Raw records
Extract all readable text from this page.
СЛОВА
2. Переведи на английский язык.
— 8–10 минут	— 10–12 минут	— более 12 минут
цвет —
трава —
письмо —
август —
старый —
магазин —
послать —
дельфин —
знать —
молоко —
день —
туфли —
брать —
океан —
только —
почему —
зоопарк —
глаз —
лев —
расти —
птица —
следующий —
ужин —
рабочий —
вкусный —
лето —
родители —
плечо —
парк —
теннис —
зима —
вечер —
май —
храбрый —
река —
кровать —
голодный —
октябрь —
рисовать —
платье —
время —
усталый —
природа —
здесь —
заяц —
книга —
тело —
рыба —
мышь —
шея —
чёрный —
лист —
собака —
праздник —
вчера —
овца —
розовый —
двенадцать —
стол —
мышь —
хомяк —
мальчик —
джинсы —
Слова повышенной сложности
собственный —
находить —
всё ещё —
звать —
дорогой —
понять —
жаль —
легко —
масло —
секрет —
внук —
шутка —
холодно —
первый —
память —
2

Exercise directions
Write every entry out again exactly.

Right answer
Extract all readable text from this page.
СЛОВА
2. Переведи на английский язык.
— 8–10 минут	— 10–12 минут	— более 12 минут
цвет —
трава —
письмо —
август —
старый —
магазин —
послать —
дельфин —
знать —
молоко —
день —
туфли —
брать —
океан —
только —
почему —
зоопарк —
глаз —
лев —
расти —
птица —
следующий —
ужин —
рабочий —
вкусный —
лето —
родители —
плечо —
парк —
теннис —
зима —
вечер —
май —
храбрый —
река —
кровать —
голодный —
октябрь —
рисовать —
платье —
время —
усталый —
природа —
здесь —
заяц —
книга —
тело —
рыба —
мышь —
шея —
чёрный —
лист —
собака —
праздник —
вчера —
овца —
розовый —
двенадцать —
стол —
мышь —
хомяк —
мальчик —
джинсы —
Слова повышенной сложности
собственный —
находить —
всё ещё —
звать —
дорогой —
понять —
жаль —
легко —
масло —
секрет —
внук —
шутка —
холодно —
первый —
память —
2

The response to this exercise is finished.